#### Prompt:
Copy every line from the material below that holds "扬帆计划".

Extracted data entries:
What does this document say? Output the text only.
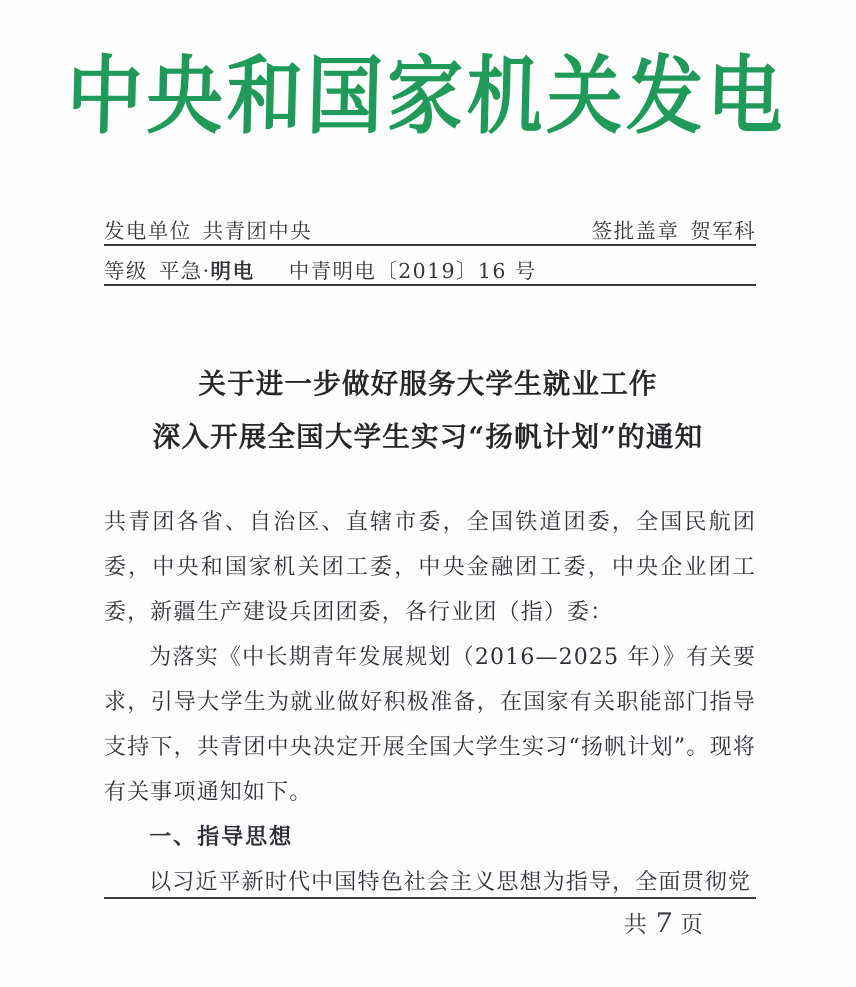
中央和国家机关发电
发电单位 共青团中央	签批盖章 贺军科
等级 平急· 明电 中青明电〔2019〕16 号
关于进一步做好服务大学生就业工作
深入开展全国大学生实习“扬帆计划”的通知

共青团各省、自治区、直辖市委，全国铁道团委，全国民航团委，中央和国家机关团工委，中央金融团工委，中央企业团工委，新疆生产建设兵团团委，各行业团（指）委：

为落实《中长期青年发展规划（2016—2025 年）》有关要求，引导大学生为就业做好积极准备，在国家有关职能部门指导支持下，共青团中央决定开展全国大学生实习“扬帆计划”。现将有关事项通知如下。

一、指导思想

以习近平新时代中国特色社会主义思想为指导，全面贯彻党

共7页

#### Solution:
深入开展全国大学生实习“扬帆计划”的通知
为落实《中长期青年发展规划（2016—2025 年）》有关要求，引导大学生为就业做好积极准备，在国家有关职能部门指导支持下，共青团中央决定开展全国大学生实习“扬帆计划”。现将有关事项通知如下。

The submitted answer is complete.